**OBJECTIVE**
Starting from the first line of the listing and ending with the line that contains "rstrip-summary: For each", write each line as one string in a JSON list, leaving out any blank lines.

**SUPPLIED DATA**
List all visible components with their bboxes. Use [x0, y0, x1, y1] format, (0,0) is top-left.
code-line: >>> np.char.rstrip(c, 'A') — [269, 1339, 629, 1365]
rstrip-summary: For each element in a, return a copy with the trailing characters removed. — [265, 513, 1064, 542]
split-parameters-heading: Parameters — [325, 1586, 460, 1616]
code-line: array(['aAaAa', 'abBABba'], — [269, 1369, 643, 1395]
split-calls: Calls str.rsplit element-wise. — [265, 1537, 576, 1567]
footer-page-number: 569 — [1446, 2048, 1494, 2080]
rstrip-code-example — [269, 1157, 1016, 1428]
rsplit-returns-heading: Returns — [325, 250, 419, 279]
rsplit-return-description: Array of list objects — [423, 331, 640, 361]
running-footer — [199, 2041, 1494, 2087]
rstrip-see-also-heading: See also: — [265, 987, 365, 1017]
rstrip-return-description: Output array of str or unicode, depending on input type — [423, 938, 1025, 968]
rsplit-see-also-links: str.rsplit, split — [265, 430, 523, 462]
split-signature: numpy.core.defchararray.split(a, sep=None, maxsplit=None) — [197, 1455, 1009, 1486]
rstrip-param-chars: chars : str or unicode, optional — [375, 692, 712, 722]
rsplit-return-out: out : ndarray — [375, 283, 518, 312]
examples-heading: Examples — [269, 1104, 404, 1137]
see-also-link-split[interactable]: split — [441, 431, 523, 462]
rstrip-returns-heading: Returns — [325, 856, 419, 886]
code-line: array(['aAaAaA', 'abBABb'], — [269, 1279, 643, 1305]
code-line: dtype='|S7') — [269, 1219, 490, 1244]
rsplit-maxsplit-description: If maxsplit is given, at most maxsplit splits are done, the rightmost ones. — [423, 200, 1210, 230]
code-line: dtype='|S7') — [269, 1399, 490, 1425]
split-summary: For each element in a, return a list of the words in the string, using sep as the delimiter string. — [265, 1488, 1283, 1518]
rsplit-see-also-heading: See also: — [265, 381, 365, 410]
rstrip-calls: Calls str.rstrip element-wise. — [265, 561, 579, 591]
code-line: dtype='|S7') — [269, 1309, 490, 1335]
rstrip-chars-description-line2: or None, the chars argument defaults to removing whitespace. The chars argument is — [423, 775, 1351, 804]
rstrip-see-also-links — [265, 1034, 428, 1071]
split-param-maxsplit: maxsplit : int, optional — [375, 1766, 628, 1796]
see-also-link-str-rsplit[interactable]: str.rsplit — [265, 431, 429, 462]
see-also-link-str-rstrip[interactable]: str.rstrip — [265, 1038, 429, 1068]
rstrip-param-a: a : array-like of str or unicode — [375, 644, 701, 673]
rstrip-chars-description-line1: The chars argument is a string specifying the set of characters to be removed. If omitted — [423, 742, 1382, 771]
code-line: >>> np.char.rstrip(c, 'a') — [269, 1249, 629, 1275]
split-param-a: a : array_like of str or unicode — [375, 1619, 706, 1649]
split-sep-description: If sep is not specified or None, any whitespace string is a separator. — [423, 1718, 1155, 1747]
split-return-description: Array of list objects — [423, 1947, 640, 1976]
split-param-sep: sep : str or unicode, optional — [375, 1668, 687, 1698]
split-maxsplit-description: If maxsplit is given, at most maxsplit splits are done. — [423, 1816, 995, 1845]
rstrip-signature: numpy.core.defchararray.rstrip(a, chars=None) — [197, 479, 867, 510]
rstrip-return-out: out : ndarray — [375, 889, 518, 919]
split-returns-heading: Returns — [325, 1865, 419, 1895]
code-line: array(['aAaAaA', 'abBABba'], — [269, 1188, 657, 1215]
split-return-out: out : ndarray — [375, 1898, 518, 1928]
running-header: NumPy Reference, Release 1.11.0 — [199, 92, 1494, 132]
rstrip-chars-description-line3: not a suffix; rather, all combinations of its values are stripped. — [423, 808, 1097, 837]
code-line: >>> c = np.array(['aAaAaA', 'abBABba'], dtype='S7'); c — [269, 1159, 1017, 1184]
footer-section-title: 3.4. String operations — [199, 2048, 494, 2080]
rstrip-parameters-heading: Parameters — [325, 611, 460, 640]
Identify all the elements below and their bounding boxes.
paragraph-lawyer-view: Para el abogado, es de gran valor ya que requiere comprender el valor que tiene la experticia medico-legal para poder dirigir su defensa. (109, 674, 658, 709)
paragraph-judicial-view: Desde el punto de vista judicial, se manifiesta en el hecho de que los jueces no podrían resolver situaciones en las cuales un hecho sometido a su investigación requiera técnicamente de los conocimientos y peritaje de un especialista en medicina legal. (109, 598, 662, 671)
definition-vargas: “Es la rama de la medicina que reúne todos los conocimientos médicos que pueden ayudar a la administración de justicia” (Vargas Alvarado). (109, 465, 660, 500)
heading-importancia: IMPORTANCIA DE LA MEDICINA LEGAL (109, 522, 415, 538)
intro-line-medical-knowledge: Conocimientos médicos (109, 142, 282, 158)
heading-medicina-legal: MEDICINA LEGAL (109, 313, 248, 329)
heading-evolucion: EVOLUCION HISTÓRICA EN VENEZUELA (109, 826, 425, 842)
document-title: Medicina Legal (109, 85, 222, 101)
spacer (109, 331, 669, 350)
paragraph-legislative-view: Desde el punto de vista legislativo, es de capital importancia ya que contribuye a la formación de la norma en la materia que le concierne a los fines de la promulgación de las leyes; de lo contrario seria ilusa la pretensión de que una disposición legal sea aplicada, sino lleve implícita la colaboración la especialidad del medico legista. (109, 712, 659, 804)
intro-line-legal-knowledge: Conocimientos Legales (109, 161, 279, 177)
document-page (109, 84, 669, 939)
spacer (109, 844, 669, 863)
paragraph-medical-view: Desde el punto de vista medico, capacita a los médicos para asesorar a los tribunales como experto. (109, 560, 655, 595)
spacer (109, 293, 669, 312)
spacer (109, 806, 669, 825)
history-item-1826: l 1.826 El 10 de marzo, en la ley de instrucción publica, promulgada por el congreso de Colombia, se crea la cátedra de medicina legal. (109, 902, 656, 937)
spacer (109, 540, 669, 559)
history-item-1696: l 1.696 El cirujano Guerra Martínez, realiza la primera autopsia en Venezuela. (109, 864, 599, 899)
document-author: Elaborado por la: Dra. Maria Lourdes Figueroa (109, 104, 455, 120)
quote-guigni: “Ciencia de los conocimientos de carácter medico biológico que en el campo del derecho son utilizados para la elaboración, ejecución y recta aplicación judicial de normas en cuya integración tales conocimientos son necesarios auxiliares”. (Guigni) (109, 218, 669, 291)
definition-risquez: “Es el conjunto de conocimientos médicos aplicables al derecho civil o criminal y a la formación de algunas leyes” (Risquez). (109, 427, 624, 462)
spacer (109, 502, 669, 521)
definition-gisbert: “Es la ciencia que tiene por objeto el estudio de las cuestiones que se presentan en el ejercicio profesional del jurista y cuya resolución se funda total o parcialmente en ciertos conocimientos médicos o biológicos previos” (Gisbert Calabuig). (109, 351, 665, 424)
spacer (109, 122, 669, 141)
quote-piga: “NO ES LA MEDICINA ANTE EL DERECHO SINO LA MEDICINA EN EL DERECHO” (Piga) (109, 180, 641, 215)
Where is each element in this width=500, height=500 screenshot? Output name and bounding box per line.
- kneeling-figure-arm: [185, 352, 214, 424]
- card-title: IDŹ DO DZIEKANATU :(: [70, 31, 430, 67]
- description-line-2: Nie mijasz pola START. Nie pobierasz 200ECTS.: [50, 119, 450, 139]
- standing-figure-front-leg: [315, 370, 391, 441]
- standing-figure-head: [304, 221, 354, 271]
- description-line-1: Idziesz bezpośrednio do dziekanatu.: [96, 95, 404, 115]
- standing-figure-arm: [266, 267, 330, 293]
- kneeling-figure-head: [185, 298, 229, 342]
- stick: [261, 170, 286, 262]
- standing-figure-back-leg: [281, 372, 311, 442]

**THE ANSWER**
[
  "List all visible components with their bboxes. Use [x0, y0, x1, y1] format, (0,0) is top-left.",
  "code-line: >>> np.char.rstrip(c, 'A') — [269, 1339, 629, 1365]",
  "rstrip-summary: For each element in a, return a copy with the trailing characters removed. — [265, 513, 1064, 542]"
]